[Data records]
— begin —

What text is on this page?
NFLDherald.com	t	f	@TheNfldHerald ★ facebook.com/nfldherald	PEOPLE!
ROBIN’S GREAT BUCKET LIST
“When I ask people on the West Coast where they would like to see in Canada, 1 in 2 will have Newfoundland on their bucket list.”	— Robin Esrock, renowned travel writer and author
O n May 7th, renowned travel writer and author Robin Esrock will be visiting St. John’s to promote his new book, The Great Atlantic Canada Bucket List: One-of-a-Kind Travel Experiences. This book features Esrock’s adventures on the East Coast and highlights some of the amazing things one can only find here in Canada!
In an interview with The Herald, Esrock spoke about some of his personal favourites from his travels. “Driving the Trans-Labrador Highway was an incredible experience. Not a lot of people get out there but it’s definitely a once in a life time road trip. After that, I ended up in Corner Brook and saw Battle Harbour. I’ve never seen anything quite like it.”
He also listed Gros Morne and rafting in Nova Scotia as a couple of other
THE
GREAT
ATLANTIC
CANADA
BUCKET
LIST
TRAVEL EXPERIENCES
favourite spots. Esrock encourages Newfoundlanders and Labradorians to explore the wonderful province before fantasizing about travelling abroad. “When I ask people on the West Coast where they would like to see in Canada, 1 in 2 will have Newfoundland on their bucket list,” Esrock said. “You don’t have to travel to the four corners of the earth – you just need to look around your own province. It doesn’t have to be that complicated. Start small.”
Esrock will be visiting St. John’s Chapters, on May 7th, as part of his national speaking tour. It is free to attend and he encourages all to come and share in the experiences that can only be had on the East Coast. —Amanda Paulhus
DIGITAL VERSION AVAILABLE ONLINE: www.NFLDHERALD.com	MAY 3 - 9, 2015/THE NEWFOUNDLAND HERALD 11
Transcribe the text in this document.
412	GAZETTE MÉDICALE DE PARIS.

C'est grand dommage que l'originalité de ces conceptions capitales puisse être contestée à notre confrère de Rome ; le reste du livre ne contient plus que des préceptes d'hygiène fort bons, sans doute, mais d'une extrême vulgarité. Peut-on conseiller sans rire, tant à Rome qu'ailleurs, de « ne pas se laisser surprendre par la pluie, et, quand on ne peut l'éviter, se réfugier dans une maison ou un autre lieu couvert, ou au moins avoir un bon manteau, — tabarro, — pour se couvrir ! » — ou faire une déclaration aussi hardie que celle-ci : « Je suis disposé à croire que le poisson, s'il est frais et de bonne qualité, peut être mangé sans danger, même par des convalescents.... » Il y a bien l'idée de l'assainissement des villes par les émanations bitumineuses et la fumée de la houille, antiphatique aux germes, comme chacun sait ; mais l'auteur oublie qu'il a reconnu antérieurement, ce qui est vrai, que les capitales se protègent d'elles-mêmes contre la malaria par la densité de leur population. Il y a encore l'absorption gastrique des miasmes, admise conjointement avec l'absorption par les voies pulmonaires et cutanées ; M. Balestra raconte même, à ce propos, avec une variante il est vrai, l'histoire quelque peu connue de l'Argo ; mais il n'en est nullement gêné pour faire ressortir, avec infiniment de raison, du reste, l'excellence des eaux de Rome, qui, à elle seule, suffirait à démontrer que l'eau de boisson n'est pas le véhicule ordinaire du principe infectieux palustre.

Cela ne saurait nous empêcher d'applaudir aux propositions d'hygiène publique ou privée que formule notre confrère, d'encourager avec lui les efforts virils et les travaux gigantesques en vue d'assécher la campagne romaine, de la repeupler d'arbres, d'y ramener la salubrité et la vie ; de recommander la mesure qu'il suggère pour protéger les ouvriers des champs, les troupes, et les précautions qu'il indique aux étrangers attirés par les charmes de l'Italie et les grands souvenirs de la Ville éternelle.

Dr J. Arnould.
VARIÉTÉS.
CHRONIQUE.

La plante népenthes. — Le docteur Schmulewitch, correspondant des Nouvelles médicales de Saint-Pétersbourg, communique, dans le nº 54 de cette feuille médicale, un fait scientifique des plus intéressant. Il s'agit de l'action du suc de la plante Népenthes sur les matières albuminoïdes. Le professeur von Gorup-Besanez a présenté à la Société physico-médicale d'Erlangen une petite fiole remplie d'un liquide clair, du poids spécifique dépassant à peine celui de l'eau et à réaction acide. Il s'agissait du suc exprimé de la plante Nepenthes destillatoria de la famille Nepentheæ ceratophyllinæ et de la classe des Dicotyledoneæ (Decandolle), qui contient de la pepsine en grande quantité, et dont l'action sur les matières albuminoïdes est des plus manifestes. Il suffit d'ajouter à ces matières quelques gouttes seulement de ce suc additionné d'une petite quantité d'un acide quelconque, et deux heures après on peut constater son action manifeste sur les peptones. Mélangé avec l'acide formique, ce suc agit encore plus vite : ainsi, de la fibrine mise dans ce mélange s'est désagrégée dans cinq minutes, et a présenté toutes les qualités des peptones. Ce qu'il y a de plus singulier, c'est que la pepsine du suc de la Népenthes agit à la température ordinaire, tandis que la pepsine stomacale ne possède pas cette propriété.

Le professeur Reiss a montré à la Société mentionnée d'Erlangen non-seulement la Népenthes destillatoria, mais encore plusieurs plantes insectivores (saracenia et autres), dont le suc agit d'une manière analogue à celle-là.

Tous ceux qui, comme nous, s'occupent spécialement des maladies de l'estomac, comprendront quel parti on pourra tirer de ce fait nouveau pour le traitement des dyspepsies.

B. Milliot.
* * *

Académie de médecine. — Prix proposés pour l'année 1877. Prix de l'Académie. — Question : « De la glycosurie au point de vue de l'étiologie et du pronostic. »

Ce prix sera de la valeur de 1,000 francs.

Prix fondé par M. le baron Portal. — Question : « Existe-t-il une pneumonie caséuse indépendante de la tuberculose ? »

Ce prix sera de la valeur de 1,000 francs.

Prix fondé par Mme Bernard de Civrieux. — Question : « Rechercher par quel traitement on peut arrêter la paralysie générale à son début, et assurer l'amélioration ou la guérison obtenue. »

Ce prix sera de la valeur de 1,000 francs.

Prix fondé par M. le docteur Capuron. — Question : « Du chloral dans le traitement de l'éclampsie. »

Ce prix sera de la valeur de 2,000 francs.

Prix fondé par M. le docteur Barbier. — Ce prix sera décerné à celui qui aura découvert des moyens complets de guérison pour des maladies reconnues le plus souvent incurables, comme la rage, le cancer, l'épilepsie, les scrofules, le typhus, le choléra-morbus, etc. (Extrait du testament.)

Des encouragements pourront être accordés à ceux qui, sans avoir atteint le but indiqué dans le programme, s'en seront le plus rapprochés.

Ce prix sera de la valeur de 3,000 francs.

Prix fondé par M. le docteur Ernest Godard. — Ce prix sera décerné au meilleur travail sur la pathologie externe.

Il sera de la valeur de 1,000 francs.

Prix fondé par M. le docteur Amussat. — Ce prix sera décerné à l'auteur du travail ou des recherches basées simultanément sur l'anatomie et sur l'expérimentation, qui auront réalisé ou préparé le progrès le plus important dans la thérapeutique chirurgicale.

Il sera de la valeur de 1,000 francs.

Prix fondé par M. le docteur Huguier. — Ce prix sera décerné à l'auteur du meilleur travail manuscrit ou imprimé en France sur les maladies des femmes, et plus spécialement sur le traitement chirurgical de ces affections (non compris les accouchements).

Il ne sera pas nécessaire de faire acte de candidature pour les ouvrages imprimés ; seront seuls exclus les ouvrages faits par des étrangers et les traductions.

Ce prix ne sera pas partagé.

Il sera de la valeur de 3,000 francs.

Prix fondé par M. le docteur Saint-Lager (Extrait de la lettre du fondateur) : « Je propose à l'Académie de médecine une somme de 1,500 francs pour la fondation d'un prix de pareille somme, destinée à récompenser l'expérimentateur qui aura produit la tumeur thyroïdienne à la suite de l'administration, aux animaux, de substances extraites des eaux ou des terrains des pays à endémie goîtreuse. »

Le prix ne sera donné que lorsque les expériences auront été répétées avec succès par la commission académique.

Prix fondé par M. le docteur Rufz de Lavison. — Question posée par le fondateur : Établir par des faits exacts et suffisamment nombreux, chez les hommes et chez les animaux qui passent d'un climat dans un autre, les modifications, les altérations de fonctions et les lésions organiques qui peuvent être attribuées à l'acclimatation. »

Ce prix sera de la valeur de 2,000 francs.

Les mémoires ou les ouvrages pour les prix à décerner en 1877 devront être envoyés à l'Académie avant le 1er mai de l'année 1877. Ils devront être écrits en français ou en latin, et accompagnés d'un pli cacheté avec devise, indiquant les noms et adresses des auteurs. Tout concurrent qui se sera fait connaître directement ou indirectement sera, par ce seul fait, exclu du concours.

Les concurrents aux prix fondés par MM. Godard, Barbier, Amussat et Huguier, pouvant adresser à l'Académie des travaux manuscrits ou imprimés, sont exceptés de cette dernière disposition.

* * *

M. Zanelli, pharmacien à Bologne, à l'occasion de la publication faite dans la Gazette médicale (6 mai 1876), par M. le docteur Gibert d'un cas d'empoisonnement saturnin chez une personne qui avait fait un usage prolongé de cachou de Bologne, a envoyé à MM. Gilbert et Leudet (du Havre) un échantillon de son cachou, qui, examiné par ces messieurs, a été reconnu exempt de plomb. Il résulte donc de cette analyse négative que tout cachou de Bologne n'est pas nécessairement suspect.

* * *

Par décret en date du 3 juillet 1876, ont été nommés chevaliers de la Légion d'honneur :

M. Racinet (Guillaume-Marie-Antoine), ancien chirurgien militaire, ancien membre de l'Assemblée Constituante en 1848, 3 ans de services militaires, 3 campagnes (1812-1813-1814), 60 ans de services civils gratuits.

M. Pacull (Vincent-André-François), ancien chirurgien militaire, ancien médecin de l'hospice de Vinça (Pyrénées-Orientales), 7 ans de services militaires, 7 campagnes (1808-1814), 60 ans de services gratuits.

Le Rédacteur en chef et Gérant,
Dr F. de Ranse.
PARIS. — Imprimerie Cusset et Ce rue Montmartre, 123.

— end —

__Written problem__
Copy all lines from the material that include "guérison".

__Solution__
Prix fondé par Mme Bernard de Civrieux. — Question : « Rechercher par quel traitement on peut arrêter la paralysie générale à son début, et assurer l'amélioration ou la guérison obtenue. »
Prix fondé par M. le docteur Barbier. — Ce prix sera décerné à celui qui aura découvert des moyens complets de guérison pour des maladies reconnues le plus souvent incurables, comme la rage, le cancer, l'épilepsie, les scrofules, le typhus, le choléra-morbus, etc. (Extrait du testament.)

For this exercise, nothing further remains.